** start of Input rows **

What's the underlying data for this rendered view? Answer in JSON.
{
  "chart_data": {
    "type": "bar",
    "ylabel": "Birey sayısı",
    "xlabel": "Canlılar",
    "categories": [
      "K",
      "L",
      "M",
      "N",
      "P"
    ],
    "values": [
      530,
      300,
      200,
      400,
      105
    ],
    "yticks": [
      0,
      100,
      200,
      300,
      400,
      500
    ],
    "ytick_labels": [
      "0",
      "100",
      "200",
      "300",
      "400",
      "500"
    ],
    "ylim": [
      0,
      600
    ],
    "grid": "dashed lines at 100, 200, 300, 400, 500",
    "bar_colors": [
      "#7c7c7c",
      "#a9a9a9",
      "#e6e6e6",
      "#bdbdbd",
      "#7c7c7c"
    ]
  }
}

** end of Input rows **

**Set problem**
Return the listing above word for word.

**Task output**
What's the underlying data for this rendered view? Answer in JSON.
{
  "chart_data": {
    "type": "bar",
    "ylabel": "Birey sayısı",
    "xlabel": "Canlılar",
    "categories": [
      "K",
      "L",
      "M",
      "N",
      "P"
    ],
    "values": [
      530,
      300,
      200,
      400,
      105
    ],
    "yticks": [
      0,
      100,
      200,
      300,
      400,
      500
    ],
    "ytick_labels": [
      "0",
      "100",
      "200",
      "300",
      "400",
      "500"
    ],
    "ylim": [
      0,
      600
    ],
    "grid": "dashed lines at 100, 200, 300, 400, 500",
    "bar_colors": [
      "#7c7c7c",
      "#a9a9a9",
      "#e6e6e6",
      "#bdbdbd",
      "#7c7c7c"
    ]
  }
}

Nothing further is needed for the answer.